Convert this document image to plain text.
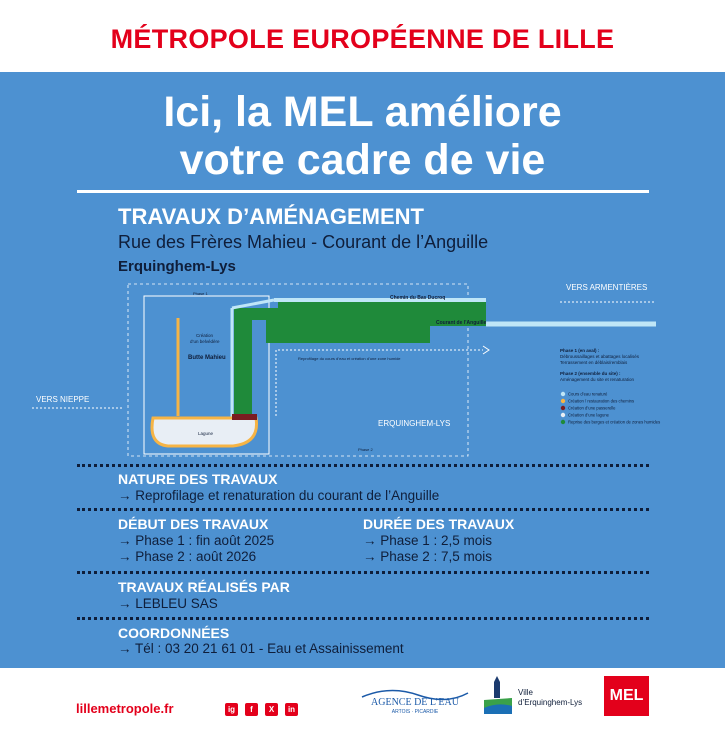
MÉTROPOLE EUROPÉENNE DE LILLE
Ici, la MEL améliore
votre cadre de vie
TRAVAUX D’AMÉNAGEMENT
Rue des Frères Mahieu - Courant de l’Anguille
Erquinghem-Lys
VERS ARMENTIÈRES
VERS NIEPPE
ERQUINGHEM-LYS
Phase 1
Phase 2
Chemin du Bas Ducroq
Courant de l’Anguille
Création
d’un belvédère
Butte Mahieu
Lagune
Reprofilage du cours d’eau et création d’une zone humide
Phase 1 (en aval) :
Débroussaillages et abattages localisés
Terrassement en déblais/remblais
Phase 2 (ensemble du site) :
Aménagement du site et renaturation
Cours d’eau renaturé
Création / restauration des chemins
Création d’une passerelle
Création d’une lagune
Reprise des berges et création de zones humides
NATURE DES TRAVAUX
→ Reprofilage et renaturation du courant de l’Anguille
DÉBUT DES TRAVAUX
→ Phase 1 : fin août 2025
→ Phase 2 : août 2026
DURÉE DES TRAVAUX
→ Phase 1 : 2,5 mois
→ Phase 2 : 7,5 mois
TRAVAUX RÉALISÉS PAR
→ LEBLEU SAS
COORDONNÉES
→ Tél : 03 20 21 61 01 - Eau et Assainissement
lillemetropole.fr	ig	f	X	in
AGENCE DE L’EAU
ARTOIS · PICARDIE
Ville
d’Erquinghem-Lys	MEL
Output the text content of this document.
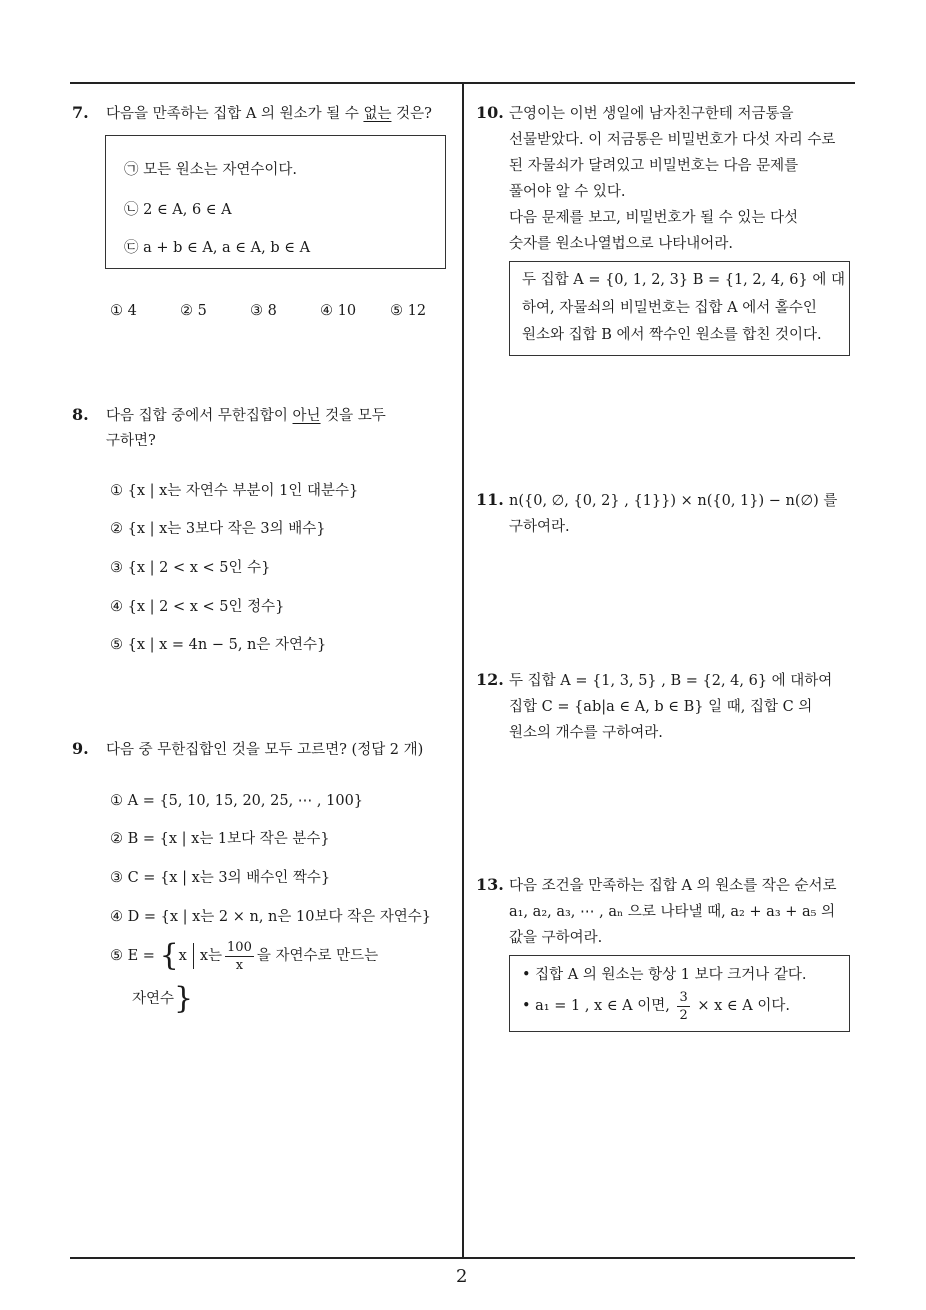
7. 다음을 만족하는 집합 A 의 원소가 될 수 없는 것은?
㉠ 모든 원소는 자연수이다.
㉡ 2 ∈ A, 6 ∈ A
㉢ a + b ∈ A, a ∈ A, b ∈ A
① 4	② 5	③ 8	④ 10 ⑤ 12
8. 다음 집합 중에서 무한집합이 아닌 것을 모두
구하면?
① {x | x는 자연수 부분이 1인 대분수}
② {x | x는 3보다 작은 3의 배수}
③ {x | 2 < x < 5인 수}
④ {x | 2 < x < 5인 정수}
⑤ {x | x = 4n − 5, n은 자연수}
9. 다음 중 무한집합인 것을 모두 고르면? (정답 2 개)
① A = {5, 10, 15, 20, 25, ⋯ , 100}
② B = {x | x는 1보다 작은 분수}
③ C = {x | x는 3의 배수인 짝수}
④ D = {x | x는 2 × n, n은 10보다 작은 자연수}
⑤ E = {x x는 $\frac{100}{x}$ 을 자연수로 만드는
자연수}
10. 근영이는 이번 생일에 남자친구한테 저금통을
선물받았다. 이 저금통은 비밀번호가 다섯 자리 수로
된 자물쇠가 달려있고 비밀번호는 다음 문제를
풀어야 알 수 있다.
다음 문제를 보고, 비밀번호가 될 수 있는 다섯
숫자를 원소나열법으로 나타내어라.
두 집합 A = {0, 1, 2, 3} B = {1, 2, 4, 6} 에 대
하여, 자물쇠의 비밀번호는 집합 A 에서 홀수인
원소와 집합 B 에서 짝수인 원소를 합친 것이다.
11. n({0, ∅, {0, 2} , {1}}) × n({0, 1}) − n(∅) 를
구하여라.
12. 두 집합 A = {1, 3, 5} , B = {2, 4, 6} 에 대하여
집합 C = {ab|a ∈ A, b ∈ B} 일 때, 집합 C 의
원소의 개수를 구하여라.
13. 다음 조건을 만족하는 집합 A 의 원소를 작은 순서로
a₁, a₂, a₃, ⋯ , aₙ 으로 나타낼 때, a₂ + a₃ + a₅ 의
값을 구하여라.
• 집합 A 의 원소는 항상 1 보다 크거나 같다.
• a₁ = 1 , x ∈ A 이면, $\frac{3}{2} \times x$ ∈ A 이다.
2
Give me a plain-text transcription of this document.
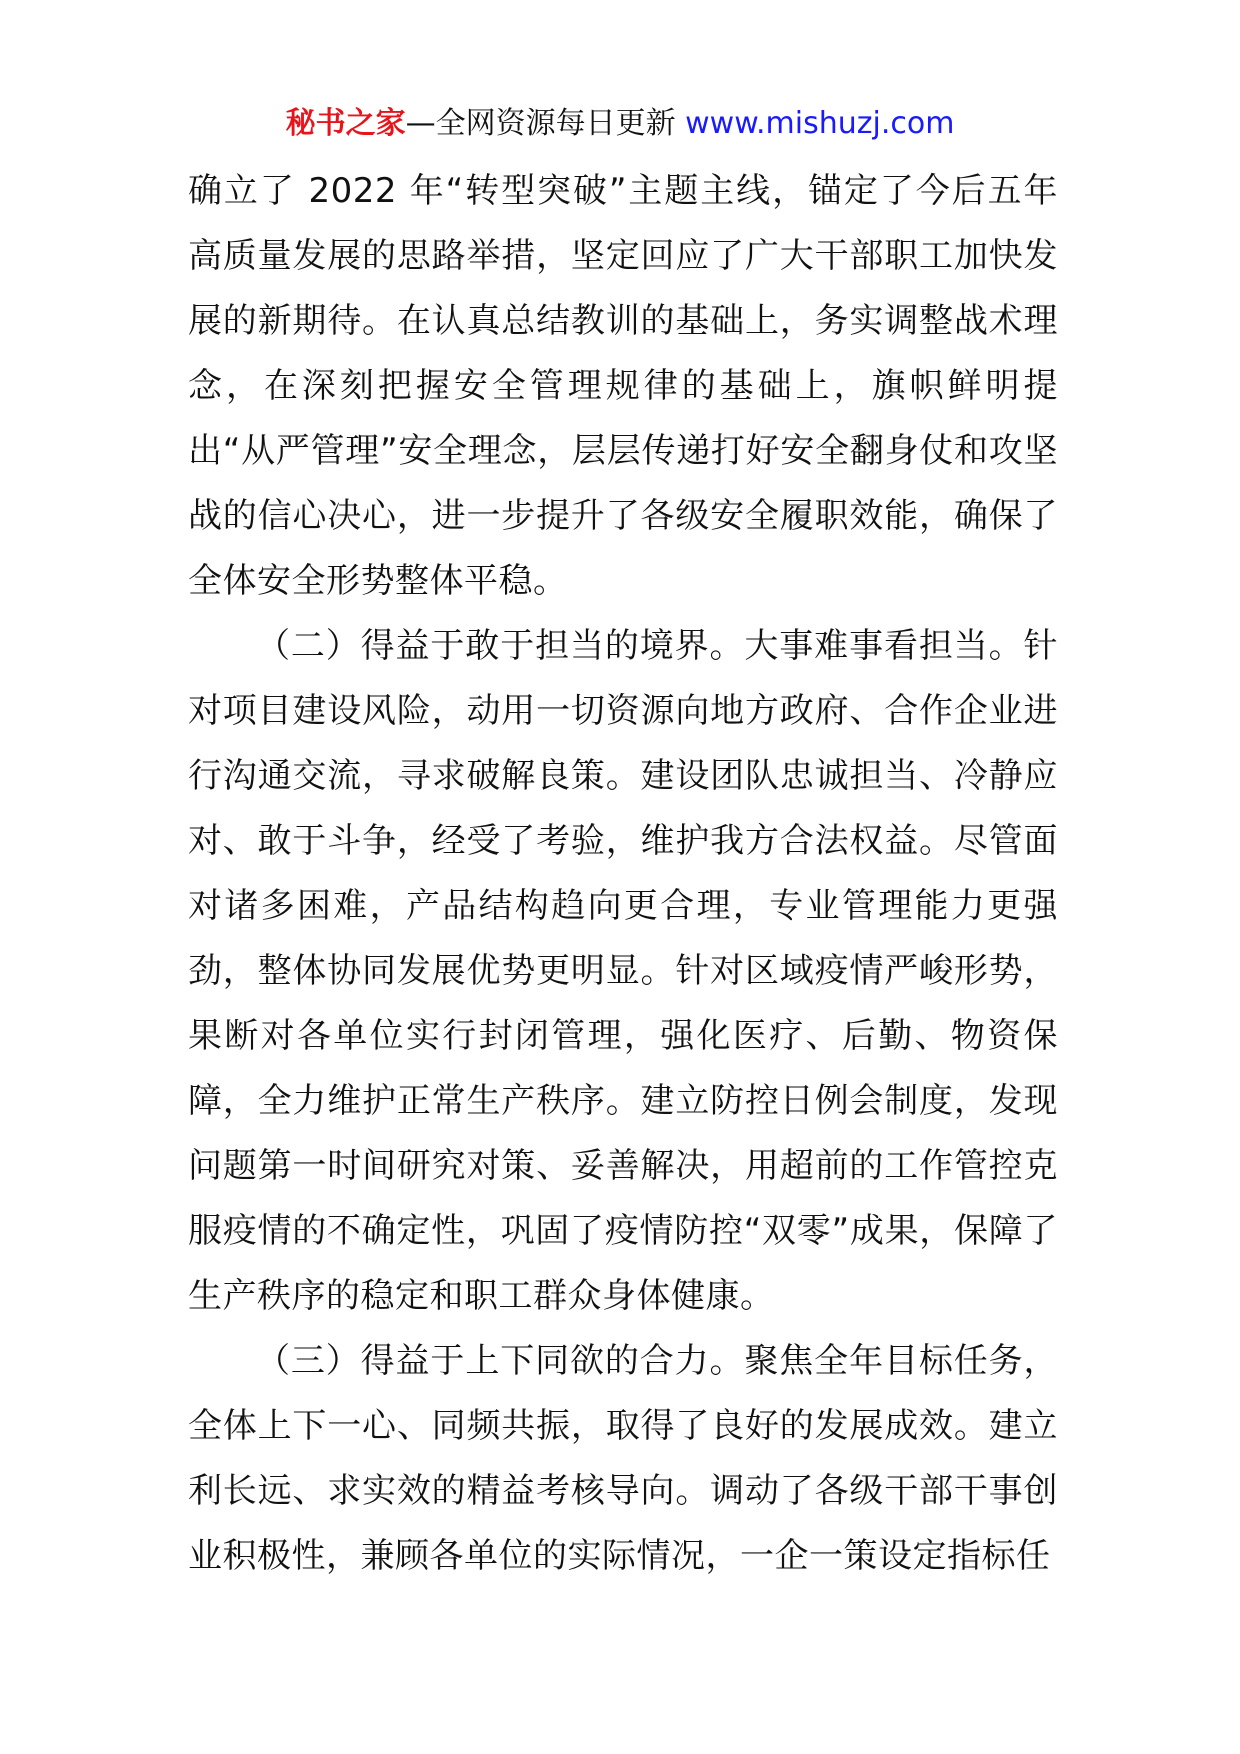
秘书之家—全网资源每日更新 www.mishuzj.com

确立了 2022 年“转型突破”主题主线，锚定了今后五年高质量发展的思路举措，坚定回应了广大干部职工加快发展的新期待。在认真总结教训的基础上，务实调整战术理念，在深刻把握安全管理规律的基础上，旗帜鲜明提出“从严管理”安全理念，层层传递打好安全翻身仗和攻坚战的信心决心，进一步提升了各级安全履职效能，确保了全体安全形势整体平稳。

（二）得益于敢于担当的境界。大事难事看担当。针对项目建设风险，动用一切资源向地方政府、合作企业进行沟通交流，寻求破解良策。建设团队忠诚担当、冷静应对、敢于斗争，经受了考验，维护我方合法权益。尽管面对诸多困难，产品结构趋向更合理，专业管理能力更强劲，整体协同发展优势更明显。针对区域疫情严峻形势，果断对各单位实行封闭管理，强化医疗、后勤、物资保障，全力维护正常生产秩序。建立防控日例会制度，发现问题第一时间研究对策、妥善解决，用超前的工作管控克服疫情的不确定性，巩固了疫情防控“双零”成果，保障了生产秩序的稳定和职工群众身体健康。

（三）得益于上下同欲的合力。聚焦全年目标任务，全体上下一心、同频共振，取得了良好的发展成效。建立利长远、求实效的精益考核导向。调动了各级干部干事创业积极性，兼顾各单位的实际情况，一企一策设定指标任
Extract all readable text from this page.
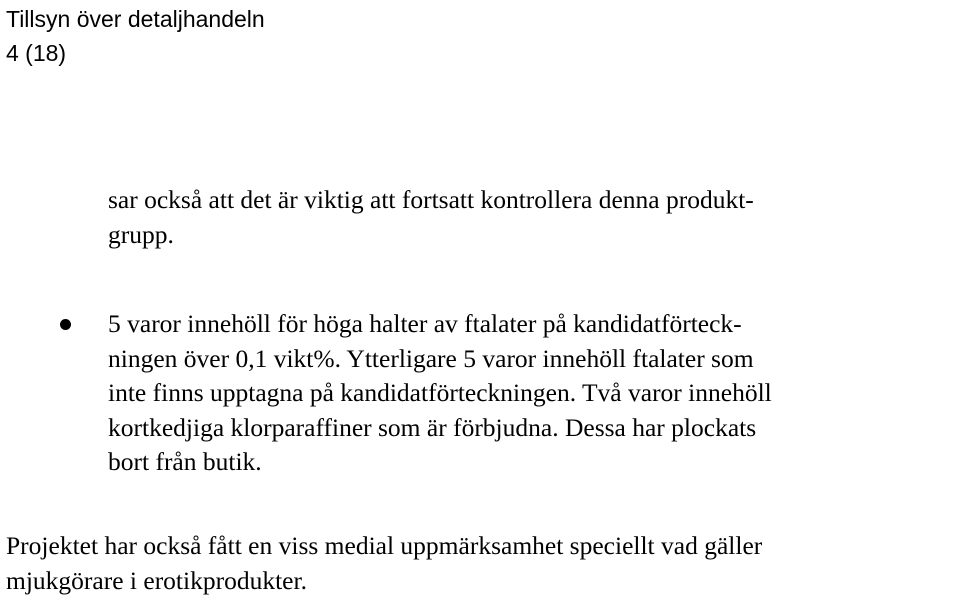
Tillsyn över detaljhandeln
4 (18)
sar också att det är viktig att fortsatt kontrollera denna produkt-
grupp.
5 varor innehöll för höga halter av ftalater på kandidatförteck-
ningen över 0,1 vikt%. Ytterligare 5 varor innehöll ftalater som
inte finns upptagna på kandidatförteckningen. Två varor innehöll
kortkedjiga klorparaffiner som är förbjudna. Dessa har plockats
bort från butik.
Projektet har också fått en viss medial uppmärksamhet speciellt vad gäller
mjukgörare i erotikprodukter.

◆ **BRIEF**
Images do not belong in the copy; reproduce all other parts of the records above verbatim.

◆ **RESULT**
Convert this document image to plain text.
MÉTROPOLE EUROPÉENNE DE LILLE
Ici, la MEL améliore
votre cadre de vie
TRAVAUX D’AMÉNAGEMENT
Rue des Frères Mahieu - Courant de l’Anguille
Erquinghem-Lys
VERS ARMENTIÈRES
VERS NIEPPE
ERQUINGHEM-LYS
Phase 1
Phase 2
Chemin du Bas Ducroq
Courant de l’Anguille
Création
d’un belvédère
Butte Mahieu
Lagune
Reprofilage du cours d’eau et création d’une zone humide
Phase 1 (en aval) :
Débroussaillages et abattages localisés
Terrassement en déblais/remblais
Phase 2 (ensemble du site) :
Aménagement du site et renaturation
Cours d’eau renaturé
Création / restauration des chemins
Création d’une passerelle
Création d’une lagune
Reprise des berges et création de zones humides
NATURE DES TRAVAUX
→ Reprofilage et renaturation du courant de l’Anguille
DÉBUT DES TRAVAUX
→ Phase 1 : fin août 2025
→ Phase 2 : août 2026
DURÉE DES TRAVAUX
→ Phase 1 : 2,5 mois
→ Phase 2 : 7,5 mois
TRAVAUX RÉALISÉS PAR
→ LEBLEU SAS
COORDONNÉES
→ Tél : 03 20 21 61 01 - Eau et Assainissement
lillemetropole.fr	ig	f	X	in
AGENCE DE L’EAU
ARTOIS · PICARDIE
Ville
d’Erquinghem-Lys	MEL
Output the text content of this document.
7. 다음을 만족하는 집합 A 의 원소가 될 수 없는 것은?
㉠ 모든 원소는 자연수이다.
㉡ 2 ∈ A, 6 ∈ A
㉢ a + b ∈ A, a ∈ A, b ∈ A
① 4	② 5	③ 8	④ 10 ⑤ 12
8. 다음 집합 중에서 무한집합이 아닌 것을 모두
구하면?
① {x | x는 자연수 부분이 1인 대분수}
② {x | x는 3보다 작은 3의 배수}
③ {x | 2 < x < 5인 수}
④ {x | 2 < x < 5인 정수}
⑤ {x | x = 4n − 5, n은 자연수}
9. 다음 중 무한집합인 것을 모두 고르면? (정답 2 개)
① A = {5, 10, 15, 20, 25, ⋯ , 100}
② B = {x | x는 1보다 작은 분수}
③ C = {x | x는 3의 배수인 짝수}
④ D = {x | x는 2 × n, n은 10보다 작은 자연수}
⑤ E = {x x는 $\frac{100}{x}$ 을 자연수로 만드는
자연수}
10. 근영이는 이번 생일에 남자친구한테 저금통을
선물받았다. 이 저금통은 비밀번호가 다섯 자리 수로
된 자물쇠가 달려있고 비밀번호는 다음 문제를
풀어야 알 수 있다.
다음 문제를 보고, 비밀번호가 될 수 있는 다섯
숫자를 원소나열법으로 나타내어라.
두 집합 A = {0, 1, 2, 3} B = {1, 2, 4, 6} 에 대
하여, 자물쇠의 비밀번호는 집합 A 에서 홀수인
원소와 집합 B 에서 짝수인 원소를 합친 것이다.
11. n({0, ∅, {0, 2} , {1}}) × n({0, 1}) − n(∅) 를
구하여라.
12. 두 집합 A = {1, 3, 5} , B = {2, 4, 6} 에 대하여
집합 C = {ab|a ∈ A, b ∈ B} 일 때, 집합 C 의
원소의 개수를 구하여라.
13. 다음 조건을 만족하는 집합 A 의 원소를 작은 순서로
a₁, a₂, a₃, ⋯ , aₙ 으로 나타낼 때, a₂ + a₃ + a₅ 의
값을 구하여라.
• 집합 A 의 원소는 항상 1 보다 크거나 같다.
• a₁ = 1 , x ∈ A 이면, $\frac{3}{2} \times x$ ∈ A 이다.
2
Give me a plain-text transcription of this document.
秘书之家—全网资源每日更新 www.mishuzj.com

确立了 2022 年“转型突破”主题主线，锚定了今后五年高质量发展的思路举措，坚定回应了广大干部职工加快发展的新期待。在认真总结教训的基础上，务实调整战术理念，在深刻把握安全管理规律的基础上，旗帜鲜明提出“从严管理”安全理念，层层传递打好安全翻身仗和攻坚战的信心决心，进一步提升了各级安全履职效能，确保了全体安全形势整体平稳。

（二）得益于敢于担当的境界。大事难事看担当。针对项目建设风险，动用一切资源向地方政府、合作企业进行沟通交流，寻求破解良策。建设团队忠诚担当、冷静应对、敢于斗争，经受了考验，维护我方合法权益。尽管面对诸多困难，产品结构趋向更合理，专业管理能力更强劲，整体协同发展优势更明显。针对区域疫情严峻形势，果断对各单位实行封闭管理，强化医疗、后勤、物资保障，全力维护正常生产秩序。建立防控日例会制度，发现问题第一时间研究对策、妥善解决，用超前的工作管控克服疫情的不确定性，巩固了疫情防控“双零”成果，保障了生产秩序的稳定和职工群众身体健康。

（三）得益于上下同欲的合力。聚焦全年目标任务，全体上下一心、同频共振，取得了良好的发展成效。建立利长远、求实效的精益考核导向。调动了各级干部干事创业积极性，兼顾各单位的实际情况，一企一策设定指标任
Extract all readable text from this page.
Tillsyn över detaljhandeln
4 (18)
sar också att det är viktig att fortsatt kontrollera denna produkt-
grupp.
5 varor innehöll för höga halter av ftalater på kandidatförteck-
ningen över 0,1 vikt%. Ytterligare 5 varor innehöll ftalater som
inte finns upptagna på kandidatförteckningen. Två varor innehöll
kortkedjiga klorparaffiner som är förbjudna. Dessa har plockats
bort från butik.
Projektet har också fått en viss medial uppmärksamhet speciellt vad gäller
mjukgörare i erotikprodukter.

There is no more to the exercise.